**Data supplied**
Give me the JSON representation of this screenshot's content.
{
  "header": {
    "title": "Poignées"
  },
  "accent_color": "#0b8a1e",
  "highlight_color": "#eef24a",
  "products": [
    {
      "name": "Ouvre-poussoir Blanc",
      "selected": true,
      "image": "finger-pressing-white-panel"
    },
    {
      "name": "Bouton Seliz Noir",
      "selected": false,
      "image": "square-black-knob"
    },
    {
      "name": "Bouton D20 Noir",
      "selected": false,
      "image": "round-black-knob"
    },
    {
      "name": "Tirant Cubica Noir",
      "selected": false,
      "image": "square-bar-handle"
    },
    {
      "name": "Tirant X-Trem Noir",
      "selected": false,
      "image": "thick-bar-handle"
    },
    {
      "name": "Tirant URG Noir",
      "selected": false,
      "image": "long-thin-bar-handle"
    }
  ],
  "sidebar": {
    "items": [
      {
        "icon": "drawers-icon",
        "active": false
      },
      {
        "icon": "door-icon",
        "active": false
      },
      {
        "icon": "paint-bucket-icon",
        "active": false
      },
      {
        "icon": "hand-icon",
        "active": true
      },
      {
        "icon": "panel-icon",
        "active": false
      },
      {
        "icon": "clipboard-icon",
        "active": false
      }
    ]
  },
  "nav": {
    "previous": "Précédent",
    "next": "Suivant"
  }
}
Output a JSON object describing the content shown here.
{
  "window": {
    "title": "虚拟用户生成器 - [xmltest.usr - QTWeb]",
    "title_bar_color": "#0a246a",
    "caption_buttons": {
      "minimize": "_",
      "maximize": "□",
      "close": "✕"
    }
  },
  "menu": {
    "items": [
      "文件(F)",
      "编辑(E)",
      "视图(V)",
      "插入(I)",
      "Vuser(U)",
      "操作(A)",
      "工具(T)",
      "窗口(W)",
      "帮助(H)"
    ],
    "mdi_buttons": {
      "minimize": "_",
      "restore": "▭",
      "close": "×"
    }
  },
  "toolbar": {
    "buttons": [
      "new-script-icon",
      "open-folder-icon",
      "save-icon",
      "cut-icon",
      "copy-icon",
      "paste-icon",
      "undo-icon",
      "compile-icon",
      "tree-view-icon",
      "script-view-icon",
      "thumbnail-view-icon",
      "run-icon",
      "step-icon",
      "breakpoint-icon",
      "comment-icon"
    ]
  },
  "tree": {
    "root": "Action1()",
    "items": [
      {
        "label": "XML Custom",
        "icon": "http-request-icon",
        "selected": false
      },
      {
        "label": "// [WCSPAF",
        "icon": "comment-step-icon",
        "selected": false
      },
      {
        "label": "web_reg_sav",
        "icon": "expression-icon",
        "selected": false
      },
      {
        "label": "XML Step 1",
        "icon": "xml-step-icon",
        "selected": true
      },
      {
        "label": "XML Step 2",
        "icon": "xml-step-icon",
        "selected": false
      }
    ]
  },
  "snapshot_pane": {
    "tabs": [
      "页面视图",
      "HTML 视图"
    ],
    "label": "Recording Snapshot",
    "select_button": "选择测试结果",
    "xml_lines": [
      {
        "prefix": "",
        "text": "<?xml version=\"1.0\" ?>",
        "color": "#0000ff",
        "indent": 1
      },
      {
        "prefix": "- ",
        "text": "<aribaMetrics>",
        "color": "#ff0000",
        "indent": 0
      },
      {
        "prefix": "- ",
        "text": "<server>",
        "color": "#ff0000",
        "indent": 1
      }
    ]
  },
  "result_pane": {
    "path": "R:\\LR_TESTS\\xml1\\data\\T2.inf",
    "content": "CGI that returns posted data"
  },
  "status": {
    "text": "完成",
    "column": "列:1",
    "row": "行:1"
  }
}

**What the exercise asks**
Copy each line containing the word "Noir" from the data.

**Complete response**
      "name": "Bouton Seliz Noir",
      "name": "Bouton D20 Noir",
      "name": "Tirant Cubica Noir",
      "name": "Tirant X-Trem Noir",
      "name": "Tirant URG Noir",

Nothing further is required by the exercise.